Records ▸
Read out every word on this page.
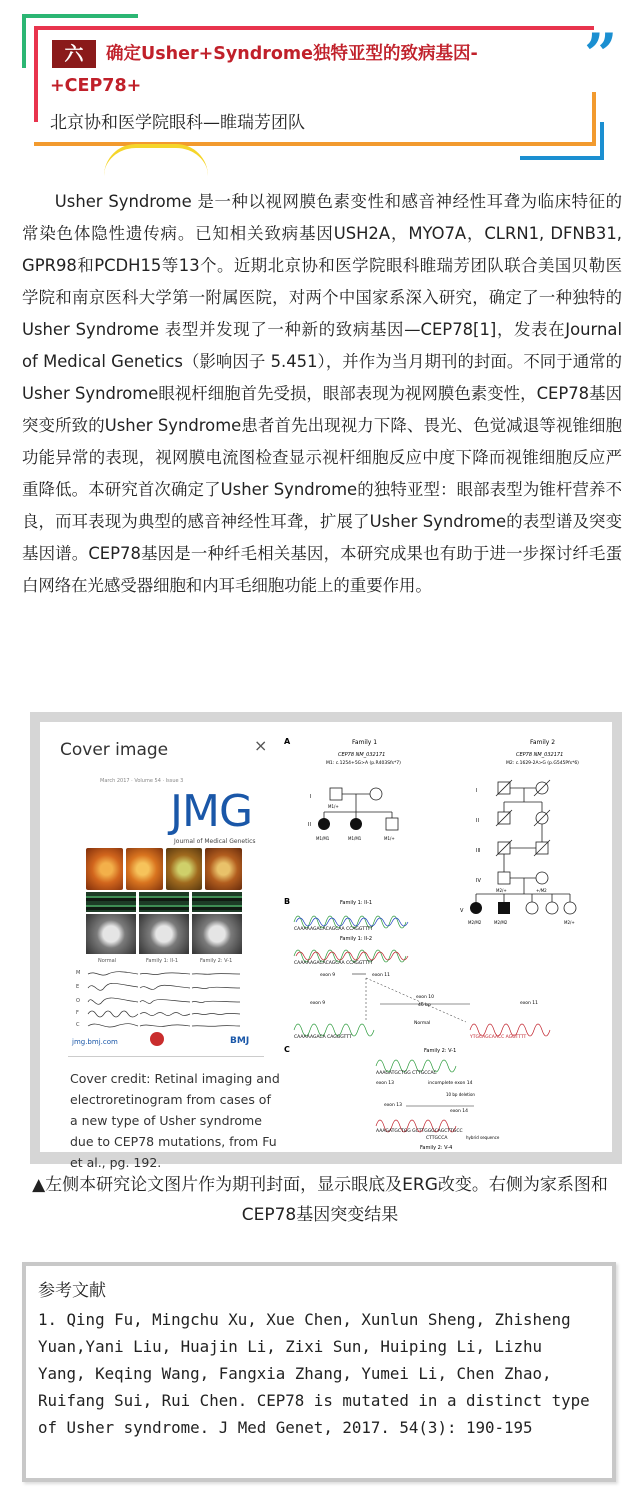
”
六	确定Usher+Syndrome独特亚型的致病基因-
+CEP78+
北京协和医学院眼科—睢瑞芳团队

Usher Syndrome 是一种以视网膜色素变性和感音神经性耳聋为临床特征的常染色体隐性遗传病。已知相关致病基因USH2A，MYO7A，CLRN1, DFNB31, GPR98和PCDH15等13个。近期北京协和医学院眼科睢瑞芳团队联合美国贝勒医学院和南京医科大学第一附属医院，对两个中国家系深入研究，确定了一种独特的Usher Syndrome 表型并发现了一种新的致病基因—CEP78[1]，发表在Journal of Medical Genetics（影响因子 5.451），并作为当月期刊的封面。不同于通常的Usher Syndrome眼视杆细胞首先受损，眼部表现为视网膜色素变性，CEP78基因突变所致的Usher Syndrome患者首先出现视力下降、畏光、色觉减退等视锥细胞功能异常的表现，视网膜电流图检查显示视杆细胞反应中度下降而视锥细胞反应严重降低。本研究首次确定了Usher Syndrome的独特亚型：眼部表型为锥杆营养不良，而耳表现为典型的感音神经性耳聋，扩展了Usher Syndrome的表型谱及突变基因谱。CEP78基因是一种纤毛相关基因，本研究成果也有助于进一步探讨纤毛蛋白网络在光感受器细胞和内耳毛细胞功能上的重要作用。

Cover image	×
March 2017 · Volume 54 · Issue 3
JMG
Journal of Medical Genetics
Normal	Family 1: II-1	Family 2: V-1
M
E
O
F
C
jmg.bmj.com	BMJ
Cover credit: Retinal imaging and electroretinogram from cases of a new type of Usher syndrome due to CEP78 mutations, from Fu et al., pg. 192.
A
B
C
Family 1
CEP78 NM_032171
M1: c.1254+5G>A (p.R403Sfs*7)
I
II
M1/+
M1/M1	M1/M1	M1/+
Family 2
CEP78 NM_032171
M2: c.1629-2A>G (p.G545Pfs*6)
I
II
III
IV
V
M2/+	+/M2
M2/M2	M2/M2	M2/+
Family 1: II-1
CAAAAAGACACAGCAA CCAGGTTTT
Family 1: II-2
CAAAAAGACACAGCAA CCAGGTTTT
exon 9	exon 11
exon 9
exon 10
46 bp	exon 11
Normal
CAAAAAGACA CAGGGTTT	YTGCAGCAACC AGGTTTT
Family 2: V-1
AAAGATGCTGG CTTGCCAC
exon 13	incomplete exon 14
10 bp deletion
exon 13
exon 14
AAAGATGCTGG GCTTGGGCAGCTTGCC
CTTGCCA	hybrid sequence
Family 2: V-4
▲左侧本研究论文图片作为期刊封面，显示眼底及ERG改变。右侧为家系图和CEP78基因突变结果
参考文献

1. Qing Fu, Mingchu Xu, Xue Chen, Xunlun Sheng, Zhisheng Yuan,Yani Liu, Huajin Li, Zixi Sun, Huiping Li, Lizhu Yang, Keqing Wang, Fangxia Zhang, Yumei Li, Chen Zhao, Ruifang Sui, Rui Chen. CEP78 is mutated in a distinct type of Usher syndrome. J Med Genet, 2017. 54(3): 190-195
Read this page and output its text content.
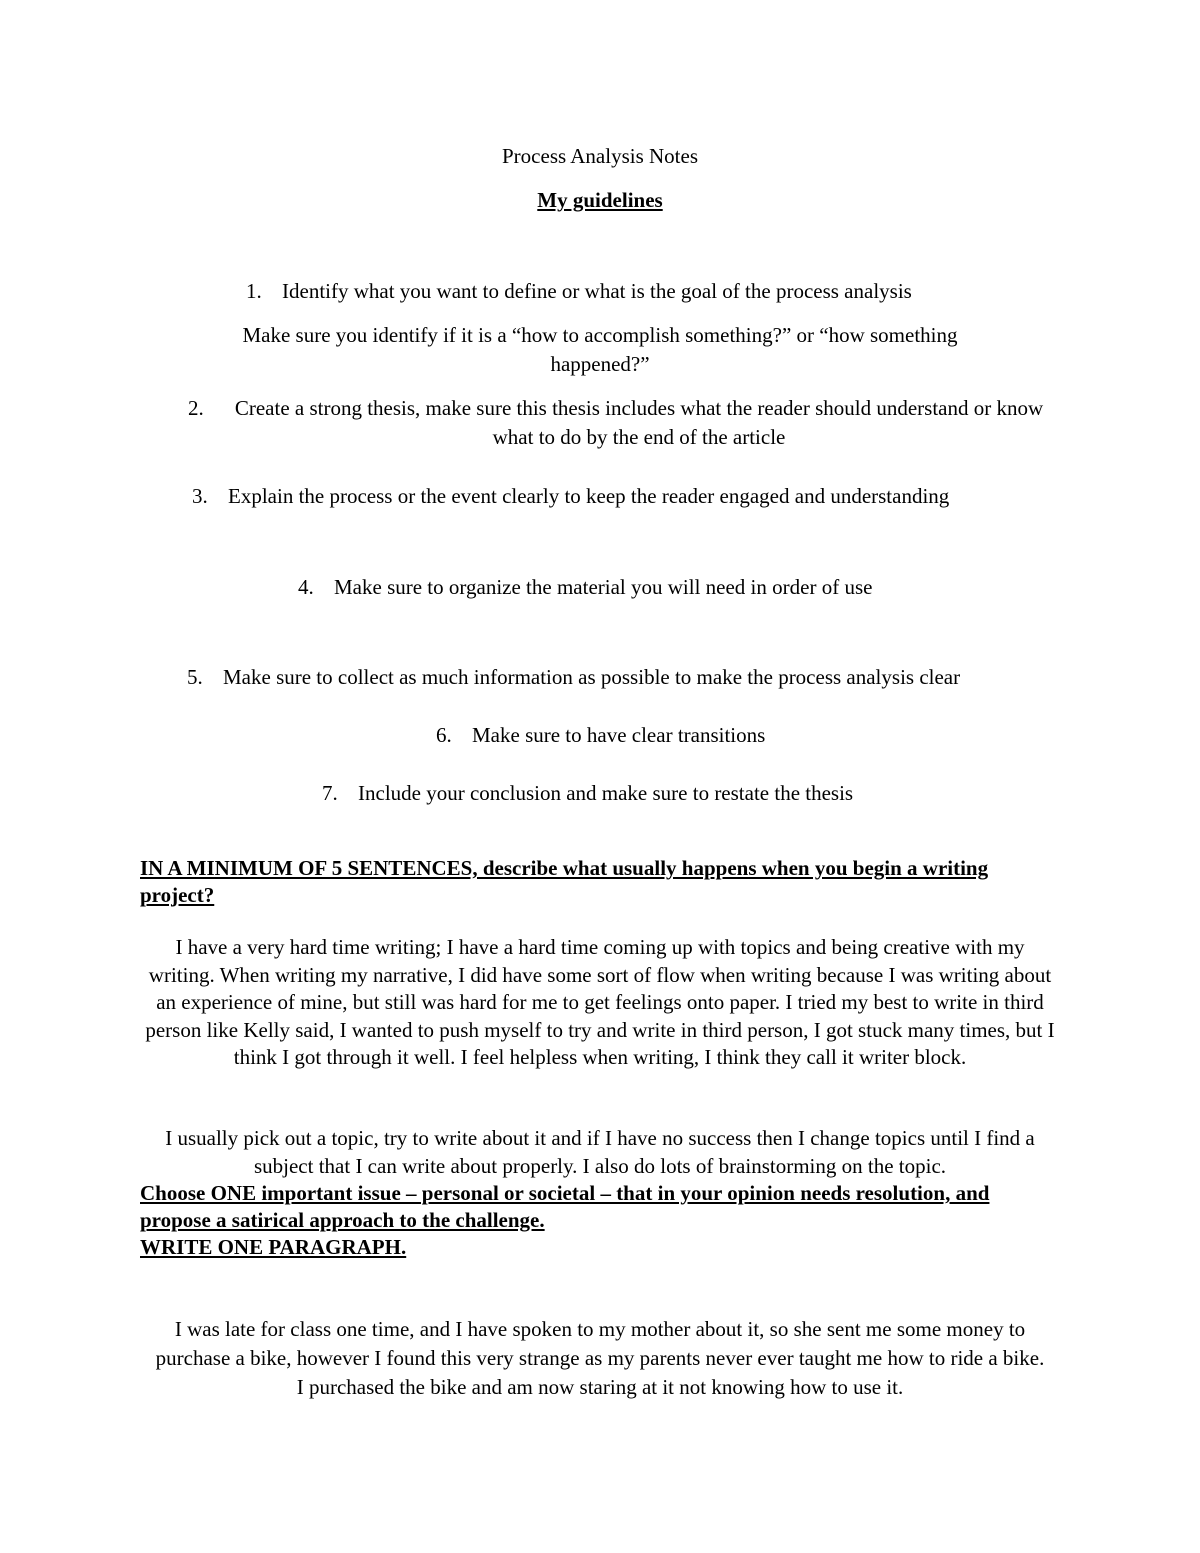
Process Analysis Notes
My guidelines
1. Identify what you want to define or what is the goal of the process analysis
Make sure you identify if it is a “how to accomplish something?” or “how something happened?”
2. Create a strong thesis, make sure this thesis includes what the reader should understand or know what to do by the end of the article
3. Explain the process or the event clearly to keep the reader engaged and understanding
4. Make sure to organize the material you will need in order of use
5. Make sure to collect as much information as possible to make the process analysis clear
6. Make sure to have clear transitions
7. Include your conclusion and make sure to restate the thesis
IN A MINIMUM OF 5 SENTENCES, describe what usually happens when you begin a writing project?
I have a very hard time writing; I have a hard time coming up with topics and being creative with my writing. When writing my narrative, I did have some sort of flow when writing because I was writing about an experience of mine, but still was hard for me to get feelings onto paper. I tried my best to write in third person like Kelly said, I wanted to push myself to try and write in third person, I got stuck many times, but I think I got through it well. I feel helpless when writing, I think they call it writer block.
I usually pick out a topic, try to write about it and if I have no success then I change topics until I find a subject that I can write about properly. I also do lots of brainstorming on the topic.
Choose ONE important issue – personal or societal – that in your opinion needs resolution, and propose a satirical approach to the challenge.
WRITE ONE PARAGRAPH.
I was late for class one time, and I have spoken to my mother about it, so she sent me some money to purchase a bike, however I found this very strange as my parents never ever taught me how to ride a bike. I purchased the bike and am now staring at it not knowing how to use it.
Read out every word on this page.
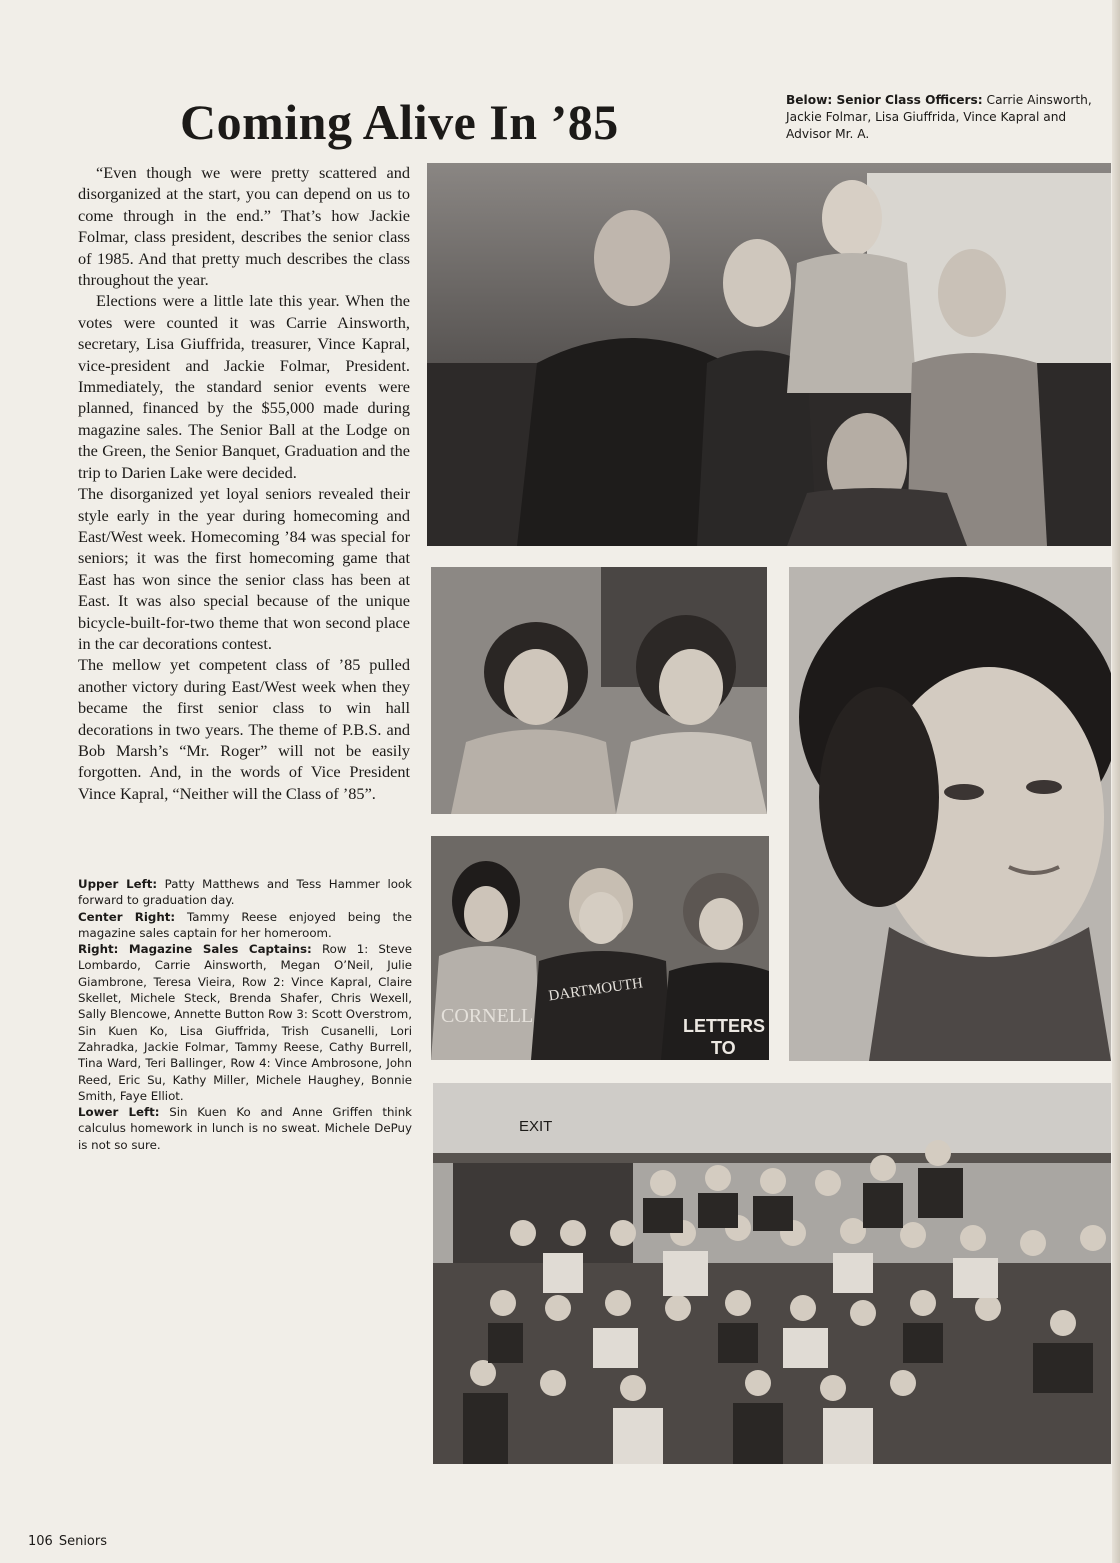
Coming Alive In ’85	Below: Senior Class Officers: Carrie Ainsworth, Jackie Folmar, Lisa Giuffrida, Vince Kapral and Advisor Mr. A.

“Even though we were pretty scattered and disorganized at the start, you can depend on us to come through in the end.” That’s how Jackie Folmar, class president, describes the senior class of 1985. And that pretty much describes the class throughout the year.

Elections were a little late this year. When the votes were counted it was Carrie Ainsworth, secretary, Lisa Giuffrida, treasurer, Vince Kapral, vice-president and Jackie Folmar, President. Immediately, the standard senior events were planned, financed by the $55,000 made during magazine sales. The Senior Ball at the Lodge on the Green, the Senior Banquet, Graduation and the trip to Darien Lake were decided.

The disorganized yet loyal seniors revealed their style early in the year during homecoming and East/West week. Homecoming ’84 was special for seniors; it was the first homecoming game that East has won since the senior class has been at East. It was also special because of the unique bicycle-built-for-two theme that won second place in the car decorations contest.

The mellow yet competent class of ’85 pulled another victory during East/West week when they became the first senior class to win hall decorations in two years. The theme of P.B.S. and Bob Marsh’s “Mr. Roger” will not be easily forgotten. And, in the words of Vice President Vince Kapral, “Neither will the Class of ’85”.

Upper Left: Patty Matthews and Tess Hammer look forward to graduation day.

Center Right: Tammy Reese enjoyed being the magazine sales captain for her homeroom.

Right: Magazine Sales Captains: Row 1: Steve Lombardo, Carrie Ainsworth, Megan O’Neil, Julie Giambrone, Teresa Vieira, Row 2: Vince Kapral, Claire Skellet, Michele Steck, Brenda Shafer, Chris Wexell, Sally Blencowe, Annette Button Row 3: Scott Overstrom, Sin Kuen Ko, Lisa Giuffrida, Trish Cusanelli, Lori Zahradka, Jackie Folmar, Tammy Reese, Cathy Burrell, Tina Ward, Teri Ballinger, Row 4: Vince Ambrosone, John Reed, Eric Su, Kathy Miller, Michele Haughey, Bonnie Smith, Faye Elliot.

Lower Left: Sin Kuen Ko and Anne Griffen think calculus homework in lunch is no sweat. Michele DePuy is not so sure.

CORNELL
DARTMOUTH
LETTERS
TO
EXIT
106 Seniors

THE TASK ▸ Quote the entries above word for word. Leave the images out.

TASK RESULT ▸
Read out every word on this page.
”
六	确定Usher+Syndrome独特亚型的致病基因-
+CEP78+
北京协和医学院眼科—睢瑞芳团队

Usher Syndrome 是一种以视网膜色素变性和感音神经性耳聋为临床特征的常染色体隐性遗传病。已知相关致病基因USH2A，MYO7A，CLRN1, DFNB31, GPR98和PCDH15等13个。近期北京协和医学院眼科睢瑞芳团队联合美国贝勒医学院和南京医科大学第一附属医院，对两个中国家系深入研究，确定了一种独特的Usher Syndrome 表型并发现了一种新的致病基因—CEP78[1]，发表在Journal of Medical Genetics（影响因子 5.451），并作为当月期刊的封面。不同于通常的Usher Syndrome眼视杆细胞首先受损，眼部表现为视网膜色素变性，CEP78基因突变所致的Usher Syndrome患者首先出现视力下降、畏光、色觉减退等视锥细胞功能异常的表现，视网膜电流图检查显示视杆细胞反应中度下降而视锥细胞反应严重降低。本研究首次确定了Usher Syndrome的独特亚型：眼部表型为锥杆营养不良，而耳表现为典型的感音神经性耳聋，扩展了Usher Syndrome的表型谱及突变基因谱。CEP78基因是一种纤毛相关基因，本研究成果也有助于进一步探讨纤毛蛋白网络在光感受器细胞和内耳毛细胞功能上的重要作用。

Cover image	×
March 2017 · Volume 54 · Issue 3
JMG
Journal of Medical Genetics
Normal	Family 1: II-1	Family 2: V-1
M
E
O
F
C
jmg.bmj.com	BMJ
Cover credit: Retinal imaging and electroretinogram from cases of a new type of Usher syndrome due to CEP78 mutations, from Fu et al., pg. 192.
A
B
C
Family 1
CEP78 NM_032171
M1: c.1254+5G>A (p.R403Sfs*7)
I
II
M1/+
M1/M1	M1/M1	M1/+
Family 2
CEP78 NM_032171
M2: c.1629-2A>G (p.G545Pfs*6)
I
II
III
IV
V
M2/+	+/M2
M2/M2	M2/M2	M2/+
Family 1: II-1
CAAAAAGACACAGCAA CCAGGTTTT
Family 1: II-2
CAAAAAGACACAGCAA CCAGGTTTT
exon 9	exon 11
exon 9
exon 10
46 bp	exon 11
Normal
CAAAAAGACA CAGGGTTT	YTGCAGCAACC AGGTTTT
Family 2: V-1
AAAGATGCTGG CTTGCCAC
exon 13	incomplete exon 14
10 bp deletion
exon 13
exon 14
AAAGATGCTGG GCTTGGGCAGCTTGCC
CTTGCCA	hybrid sequence
Family 2: V-4
▲左侧本研究论文图片作为期刊封面，显示眼底及ERG改变。右侧为家系图和CEP78基因突变结果
参考文献

1. Qing Fu, Mingchu Xu, Xue Chen, Xunlun Sheng, Zhisheng Yuan,Yani Liu, Huajin Li, Zixi Sun, Huiping Li, Lizhu Yang, Keqing Wang, Fangxia Zhang, Yumei Li, Chen Zhao, Ruifang Sui, Rui Chen. CEP78 is mutated in a distinct type of Usher syndrome. J Med Genet, 2017. 54(3): 190-195
Read this page and output its text content.
Process Analysis Notes
My guidelines
1. Identify what you want to define or what is the goal of the process analysis
Make sure you identify if it is a “how to accomplish something?” or “how something happened?”
2. Create a strong thesis, make sure this thesis includes what the reader should understand or know what to do by the end of the article
3. Explain the process or the event clearly to keep the reader engaged and understanding
4. Make sure to organize the material you will need in order of use
5. Make sure to collect as much information as possible to make the process analysis clear
6. Make sure to have clear transitions
7. Include your conclusion and make sure to restate the thesis
IN A MINIMUM OF 5 SENTENCES, describe what usually happens when you begin a writing project?
I have a very hard time writing; I have a hard time coming up with topics and being creative with my writing. When writing my narrative, I did have some sort of flow when writing because I was writing about an experience of mine, but still was hard for me to get feelings onto paper. I tried my best to write in third person like Kelly said, I wanted to push myself to try and write in third person, I got stuck many times, but I think I got through it well. I feel helpless when writing, I think they call it writer block.
I usually pick out a topic, try to write about it and if I have no success then I change topics until I find a subject that I can write about properly. I also do lots of brainstorming on the topic.
Choose ONE important issue – personal or societal – that in your opinion needs resolution, and propose a satirical approach to the challenge.
WRITE ONE PARAGRAPH.
I was late for class one time, and I have spoken to my mother about it, so she sent me some money to purchase a bike, however I found this very strange as my parents never ever taught me how to ride a bike. I purchased the bike and am now staring at it not knowing how to use it.
Read out every word on this page.
Coming Alive In ’85	Below: Senior Class Officers: Carrie Ainsworth, Jackie Folmar, Lisa Giuffrida, Vince Kapral and Advisor Mr. A.

“Even though we were pretty scattered and disorganized at the start, you can depend on us to come through in the end.” That’s how Jackie Folmar, class president, describes the senior class of 1985. And that pretty much describes the class throughout the year.

Elections were a little late this year. When the votes were counted it was Carrie Ainsworth, secretary, Lisa Giuffrida, treasurer, Vince Kapral, vice-president and Jackie Folmar, President. Immediately, the standard senior events were planned, financed by the $55,000 made during magazine sales. The Senior Ball at the Lodge on the Green, the Senior Banquet, Graduation and the trip to Darien Lake were decided.

The disorganized yet loyal seniors revealed their style early in the year during homecoming and East/West week. Homecoming ’84 was special for seniors; it was the first homecoming game that East has won since the senior class has been at East. It was also special because of the unique bicycle-built-for-two theme that won second place in the car decorations contest.

The mellow yet competent class of ’85 pulled another victory during East/West week when they became the first senior class to win hall decorations in two years. The theme of P.B.S. and Bob Marsh’s “Mr. Roger” will not be easily forgotten. And, in the words of Vice President Vince Kapral, “Neither will the Class of ’85”.

Upper Left: Patty Matthews and Tess Hammer look forward to graduation day.

Center Right: Tammy Reese enjoyed being the magazine sales captain for her homeroom.

Right: Magazine Sales Captains: Row 1: Steve Lombardo, Carrie Ainsworth, Megan O’Neil, Julie Giambrone, Teresa Vieira, Row 2: Vince Kapral, Claire Skellet, Michele Steck, Brenda Shafer, Chris Wexell, Sally Blencowe, Annette Button Row 3: Scott Overstrom, Sin Kuen Ko, Lisa Giuffrida, Trish Cusanelli, Lori Zahradka, Jackie Folmar, Tammy Reese, Cathy Burrell, Tina Ward, Teri Ballinger, Row 4: Vince Ambrosone, John Reed, Eric Su, Kathy Miller, Michele Haughey, Bonnie Smith, Faye Elliot.

Lower Left: Sin Kuen Ko and Anne Griffen think calculus homework in lunch is no sweat. Michele DePuy is not so sure.

CORNELL
DARTMOUTH
LETTERS
TO
EXIT
106 Seniors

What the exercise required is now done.